## TO DO
In the records that follow, locate every line with "Value" and extract it.

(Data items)
______

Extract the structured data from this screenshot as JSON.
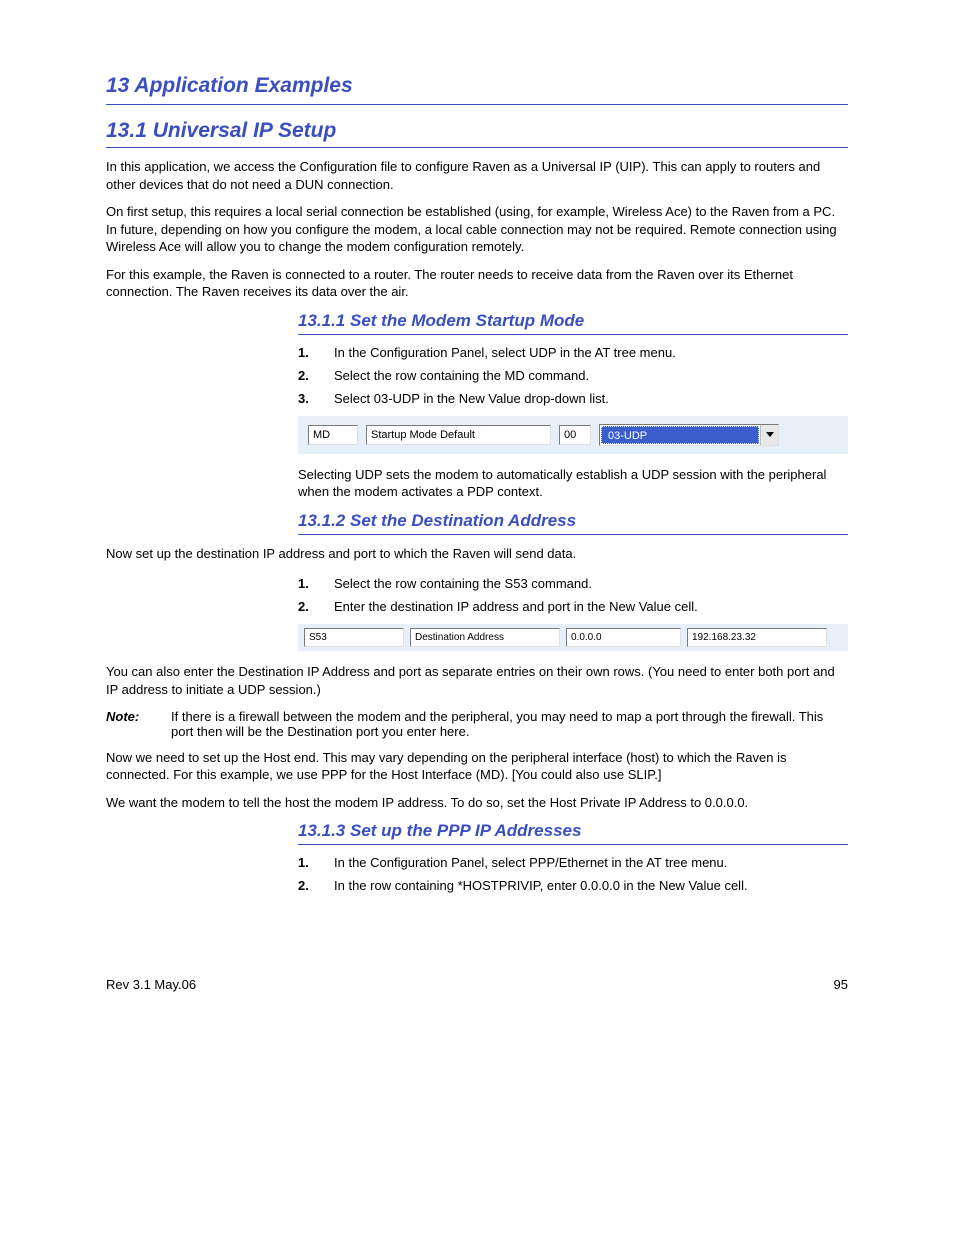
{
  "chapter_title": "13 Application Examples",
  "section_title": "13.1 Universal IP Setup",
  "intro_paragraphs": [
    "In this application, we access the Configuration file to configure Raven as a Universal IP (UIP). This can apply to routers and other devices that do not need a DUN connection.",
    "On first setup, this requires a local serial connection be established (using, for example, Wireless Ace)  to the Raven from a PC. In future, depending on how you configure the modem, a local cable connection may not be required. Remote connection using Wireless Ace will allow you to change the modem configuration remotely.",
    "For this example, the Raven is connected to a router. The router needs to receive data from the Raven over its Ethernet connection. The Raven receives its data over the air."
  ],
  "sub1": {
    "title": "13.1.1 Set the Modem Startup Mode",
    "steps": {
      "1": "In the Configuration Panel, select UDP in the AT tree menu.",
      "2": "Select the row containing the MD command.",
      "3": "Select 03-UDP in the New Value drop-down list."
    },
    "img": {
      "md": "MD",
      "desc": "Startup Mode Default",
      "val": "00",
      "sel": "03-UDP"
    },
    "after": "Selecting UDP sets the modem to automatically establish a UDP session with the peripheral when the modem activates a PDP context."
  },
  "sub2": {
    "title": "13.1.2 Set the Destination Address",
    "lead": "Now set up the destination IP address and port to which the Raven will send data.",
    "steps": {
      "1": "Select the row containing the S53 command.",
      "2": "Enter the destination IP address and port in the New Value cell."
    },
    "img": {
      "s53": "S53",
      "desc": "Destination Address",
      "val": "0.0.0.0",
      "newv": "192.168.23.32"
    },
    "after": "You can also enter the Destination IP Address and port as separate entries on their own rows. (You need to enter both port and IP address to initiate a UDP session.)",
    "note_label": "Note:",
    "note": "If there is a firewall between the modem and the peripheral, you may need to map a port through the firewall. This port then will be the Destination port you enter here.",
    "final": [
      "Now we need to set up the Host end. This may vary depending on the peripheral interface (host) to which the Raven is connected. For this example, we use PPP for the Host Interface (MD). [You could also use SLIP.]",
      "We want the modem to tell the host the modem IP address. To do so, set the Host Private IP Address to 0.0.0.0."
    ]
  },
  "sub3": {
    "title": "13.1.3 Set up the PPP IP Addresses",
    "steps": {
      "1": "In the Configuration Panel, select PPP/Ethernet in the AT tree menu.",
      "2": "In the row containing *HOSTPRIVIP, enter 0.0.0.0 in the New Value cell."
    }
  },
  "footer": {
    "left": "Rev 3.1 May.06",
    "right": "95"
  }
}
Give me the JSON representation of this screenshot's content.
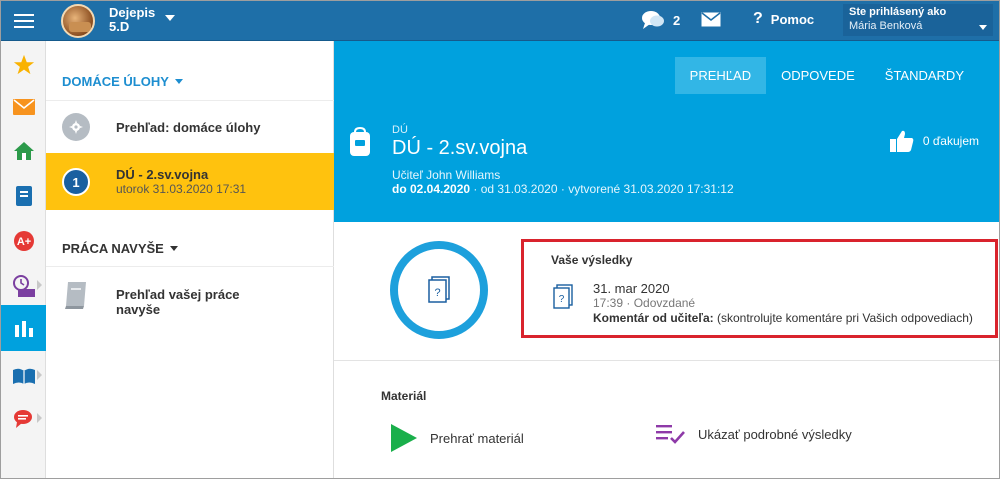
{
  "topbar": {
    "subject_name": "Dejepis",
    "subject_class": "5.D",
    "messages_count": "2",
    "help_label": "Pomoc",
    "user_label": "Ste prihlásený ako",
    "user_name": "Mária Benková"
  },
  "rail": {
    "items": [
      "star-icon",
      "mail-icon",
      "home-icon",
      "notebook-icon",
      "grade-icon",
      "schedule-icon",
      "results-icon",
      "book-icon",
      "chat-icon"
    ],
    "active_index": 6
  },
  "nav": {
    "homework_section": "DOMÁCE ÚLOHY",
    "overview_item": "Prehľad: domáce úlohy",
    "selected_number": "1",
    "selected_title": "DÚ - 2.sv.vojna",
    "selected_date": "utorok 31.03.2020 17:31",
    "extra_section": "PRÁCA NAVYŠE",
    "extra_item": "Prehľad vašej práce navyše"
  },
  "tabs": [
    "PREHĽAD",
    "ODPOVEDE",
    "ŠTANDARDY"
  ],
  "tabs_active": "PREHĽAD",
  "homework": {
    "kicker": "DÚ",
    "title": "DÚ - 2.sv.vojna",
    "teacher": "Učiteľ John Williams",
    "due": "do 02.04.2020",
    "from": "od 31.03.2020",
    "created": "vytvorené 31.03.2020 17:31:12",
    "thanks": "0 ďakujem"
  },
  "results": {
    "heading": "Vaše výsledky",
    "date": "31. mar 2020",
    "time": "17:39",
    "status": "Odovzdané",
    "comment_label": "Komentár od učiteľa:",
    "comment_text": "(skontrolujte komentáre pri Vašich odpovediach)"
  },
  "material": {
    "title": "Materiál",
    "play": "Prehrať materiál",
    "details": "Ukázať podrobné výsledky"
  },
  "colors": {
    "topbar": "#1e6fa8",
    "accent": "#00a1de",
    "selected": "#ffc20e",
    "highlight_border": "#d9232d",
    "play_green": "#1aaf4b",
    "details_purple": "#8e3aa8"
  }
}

______

## WRITTEN REPLY
      "3": "Select 03-UDP in the New Value drop-down list."
      "2": "Enter the destination IP address and port in the New Value cell."
      "2": "In the row containing *HOSTPRIVIP, enter 0.0.0.0 in the New Value cell."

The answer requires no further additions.